*EXERCISE GOAL:* Produce an exact copy of all the records.
___ INFORMATION SHOWN ___
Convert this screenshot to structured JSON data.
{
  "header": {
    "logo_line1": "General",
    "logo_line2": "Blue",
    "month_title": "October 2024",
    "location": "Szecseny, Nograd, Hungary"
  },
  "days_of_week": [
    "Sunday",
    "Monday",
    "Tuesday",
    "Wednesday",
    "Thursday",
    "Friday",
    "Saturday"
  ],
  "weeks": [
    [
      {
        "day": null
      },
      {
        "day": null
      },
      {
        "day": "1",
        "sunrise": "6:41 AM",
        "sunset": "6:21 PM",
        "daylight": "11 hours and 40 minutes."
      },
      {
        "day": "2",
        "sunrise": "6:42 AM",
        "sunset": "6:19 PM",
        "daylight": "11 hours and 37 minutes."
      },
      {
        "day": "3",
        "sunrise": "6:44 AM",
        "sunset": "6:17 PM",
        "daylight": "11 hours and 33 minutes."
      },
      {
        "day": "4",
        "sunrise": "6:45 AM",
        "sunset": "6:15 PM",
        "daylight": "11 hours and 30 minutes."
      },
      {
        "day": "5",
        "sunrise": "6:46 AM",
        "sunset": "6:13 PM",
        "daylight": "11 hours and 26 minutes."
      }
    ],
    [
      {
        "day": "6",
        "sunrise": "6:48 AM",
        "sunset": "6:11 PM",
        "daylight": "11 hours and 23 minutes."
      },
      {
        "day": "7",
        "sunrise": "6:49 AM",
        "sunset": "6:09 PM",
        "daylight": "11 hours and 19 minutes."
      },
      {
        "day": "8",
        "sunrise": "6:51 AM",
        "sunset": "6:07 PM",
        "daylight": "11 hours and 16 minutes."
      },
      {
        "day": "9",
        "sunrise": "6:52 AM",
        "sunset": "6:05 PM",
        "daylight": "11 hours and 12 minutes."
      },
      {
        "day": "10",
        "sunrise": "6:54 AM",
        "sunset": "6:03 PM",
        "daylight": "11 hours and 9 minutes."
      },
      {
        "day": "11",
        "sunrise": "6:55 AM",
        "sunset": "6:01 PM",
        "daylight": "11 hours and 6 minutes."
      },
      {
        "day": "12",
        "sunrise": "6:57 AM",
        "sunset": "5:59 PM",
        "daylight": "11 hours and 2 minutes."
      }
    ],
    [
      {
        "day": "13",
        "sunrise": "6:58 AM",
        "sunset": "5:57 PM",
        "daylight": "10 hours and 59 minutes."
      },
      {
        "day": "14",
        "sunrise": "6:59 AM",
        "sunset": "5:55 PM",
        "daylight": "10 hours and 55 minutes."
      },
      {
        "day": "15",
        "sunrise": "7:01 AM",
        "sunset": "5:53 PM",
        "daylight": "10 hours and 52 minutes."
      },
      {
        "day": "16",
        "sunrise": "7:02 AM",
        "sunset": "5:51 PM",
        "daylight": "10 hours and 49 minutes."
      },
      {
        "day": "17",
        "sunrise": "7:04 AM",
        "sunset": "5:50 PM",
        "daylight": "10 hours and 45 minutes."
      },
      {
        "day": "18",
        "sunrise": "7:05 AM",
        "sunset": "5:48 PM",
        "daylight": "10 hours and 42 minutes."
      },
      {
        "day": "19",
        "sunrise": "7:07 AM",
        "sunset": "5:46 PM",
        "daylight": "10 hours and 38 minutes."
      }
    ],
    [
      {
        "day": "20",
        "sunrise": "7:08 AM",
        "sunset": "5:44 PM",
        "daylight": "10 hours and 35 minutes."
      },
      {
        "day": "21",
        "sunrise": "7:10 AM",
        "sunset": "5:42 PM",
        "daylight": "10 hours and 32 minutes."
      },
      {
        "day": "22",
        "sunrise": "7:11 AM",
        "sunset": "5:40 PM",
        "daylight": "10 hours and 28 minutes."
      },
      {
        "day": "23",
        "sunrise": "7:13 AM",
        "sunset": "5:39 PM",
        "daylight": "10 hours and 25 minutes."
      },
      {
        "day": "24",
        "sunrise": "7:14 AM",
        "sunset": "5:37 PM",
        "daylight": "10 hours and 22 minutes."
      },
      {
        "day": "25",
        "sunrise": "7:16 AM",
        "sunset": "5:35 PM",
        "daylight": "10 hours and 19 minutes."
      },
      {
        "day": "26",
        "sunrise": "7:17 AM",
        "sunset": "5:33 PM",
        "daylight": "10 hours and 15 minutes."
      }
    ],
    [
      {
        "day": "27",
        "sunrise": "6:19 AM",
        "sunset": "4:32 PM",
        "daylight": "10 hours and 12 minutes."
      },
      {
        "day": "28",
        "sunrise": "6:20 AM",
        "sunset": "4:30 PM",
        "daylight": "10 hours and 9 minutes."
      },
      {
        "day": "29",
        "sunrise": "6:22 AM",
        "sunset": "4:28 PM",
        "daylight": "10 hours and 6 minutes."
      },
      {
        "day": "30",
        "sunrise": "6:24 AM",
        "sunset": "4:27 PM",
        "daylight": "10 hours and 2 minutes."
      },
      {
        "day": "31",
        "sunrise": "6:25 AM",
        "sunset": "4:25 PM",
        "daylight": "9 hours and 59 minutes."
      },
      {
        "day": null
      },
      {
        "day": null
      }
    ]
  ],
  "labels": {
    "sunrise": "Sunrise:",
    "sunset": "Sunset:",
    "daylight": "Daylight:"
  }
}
___
*FULL RESPONSE:*
Convert this screenshot to structured JSON data.
{
  "header": {
    "logo_line1": "General",
    "logo_line2": "Blue",
    "month_title": "October 2024",
    "location": "Szecseny, Nograd, Hungary"
  },
  "days_of_week": [
    "Sunday",
    "Monday",
    "Tuesday",
    "Wednesday",
    "Thursday",
    "Friday",
    "Saturday"
  ],
  "weeks": [
    [
      {
        "day": null
      },
      {
        "day": null
      },
      {
        "day": "1",
        "sunrise": "6:41 AM",
        "sunset": "6:21 PM",
        "daylight": "11 hours and 40 minutes."
      },
      {
        "day": "2",
        "sunrise": "6:42 AM",
        "sunset": "6:19 PM",
        "daylight": "11 hours and 37 minutes."
      },
      {
        "day": "3",
        "sunrise": "6:44 AM",
        "sunset": "6:17 PM",
        "daylight": "11 hours and 33 minutes."
      },
      {
        "day": "4",
        "sunrise": "6:45 AM",
        "sunset": "6:15 PM",
        "daylight": "11 hours and 30 minutes."
      },
      {
        "day": "5",
        "sunrise": "6:46 AM",
        "sunset": "6:13 PM",
        "daylight": "11 hours and 26 minutes."
      }
    ],
    [
      {
        "day": "6",
        "sunrise": "6:48 AM",
        "sunset": "6:11 PM",
        "daylight": "11 hours and 23 minutes."
      },
      {
        "day": "7",
        "sunrise": "6:49 AM",
        "sunset": "6:09 PM",
        "daylight": "11 hours and 19 minutes."
      },
      {
        "day": "8",
        "sunrise": "6:51 AM",
        "sunset": "6:07 PM",
        "daylight": "11 hours and 16 minutes."
      },
      {
        "day": "9",
        "sunrise": "6:52 AM",
        "sunset": "6:05 PM",
        "daylight": "11 hours and 12 minutes."
      },
      {
        "day": "10",
        "sunrise": "6:54 AM",
        "sunset": "6:03 PM",
        "daylight": "11 hours and 9 minutes."
      },
      {
        "day": "11",
        "sunrise": "6:55 AM",
        "sunset": "6:01 PM",
        "daylight": "11 hours and 6 minutes."
      },
      {
        "day": "12",
        "sunrise": "6:57 AM",
        "sunset": "5:59 PM",
        "daylight": "11 hours and 2 minutes."
      }
    ],
    [
      {
        "day": "13",
        "sunrise": "6:58 AM",
        "sunset": "5:57 PM",
        "daylight": "10 hours and 59 minutes."
      },
      {
        "day": "14",
        "sunrise": "6:59 AM",
        "sunset": "5:55 PM",
        "daylight": "10 hours and 55 minutes."
      },
      {
        "day": "15",
        "sunrise": "7:01 AM",
        "sunset": "5:53 PM",
        "daylight": "10 hours and 52 minutes."
      },
      {
        "day": "16",
        "sunrise": "7:02 AM",
        "sunset": "5:51 PM",
        "daylight": "10 hours and 49 minutes."
      },
      {
        "day": "17",
        "sunrise": "7:04 AM",
        "sunset": "5:50 PM",
        "daylight": "10 hours and 45 minutes."
      },
      {
        "day": "18",
        "sunrise": "7:05 AM",
        "sunset": "5:48 PM",
        "daylight": "10 hours and 42 minutes."
      },
      {
        "day": "19",
        "sunrise": "7:07 AM",
        "sunset": "5:46 PM",
        "daylight": "10 hours and 38 minutes."
      }
    ],
    [
      {
        "day": "20",
        "sunrise": "7:08 AM",
        "sunset": "5:44 PM",
        "daylight": "10 hours and 35 minutes."
      },
      {
        "day": "21",
        "sunrise": "7:10 AM",
        "sunset": "5:42 PM",
        "daylight": "10 hours and 32 minutes."
      },
      {
        "day": "22",
        "sunrise": "7:11 AM",
        "sunset": "5:40 PM",
        "daylight": "10 hours and 28 minutes."
      },
      {
        "day": "23",
        "sunrise": "7:13 AM",
        "sunset": "5:39 PM",
        "daylight": "10 hours and 25 minutes."
      },
      {
        "day": "24",
        "sunrise": "7:14 AM",
        "sunset": "5:37 PM",
        "daylight": "10 hours and 22 minutes."
      },
      {
        "day": "25",
        "sunrise": "7:16 AM",
        "sunset": "5:35 PM",
        "daylight": "10 hours and 19 minutes."
      },
      {
        "day": "26",
        "sunrise": "7:17 AM",
        "sunset": "5:33 PM",
        "daylight": "10 hours and 15 minutes."
      }
    ],
    [
      {
        "day": "27",
        "sunrise": "6:19 AM",
        "sunset": "4:32 PM",
        "daylight": "10 hours and 12 minutes."
      },
      {
        "day": "28",
        "sunrise": "6:20 AM",
        "sunset": "4:30 PM",
        "daylight": "10 hours and 9 minutes."
      },
      {
        "day": "29",
        "sunrise": "6:22 AM",
        "sunset": "4:28 PM",
        "daylight": "10 hours and 6 minutes."
      },
      {
        "day": "30",
        "sunrise": "6:24 AM",
        "sunset": "4:27 PM",
        "daylight": "10 hours and 2 minutes."
      },
      {
        "day": "31",
        "sunrise": "6:25 AM",
        "sunset": "4:25 PM",
        "daylight": "9 hours and 59 minutes."
      },
      {
        "day": null
      },
      {
        "day": null
      }
    ]
  ],
  "labels": {
    "sunrise": "Sunrise:",
    "sunset": "Sunset:",
    "daylight": "Daylight:"
  }
}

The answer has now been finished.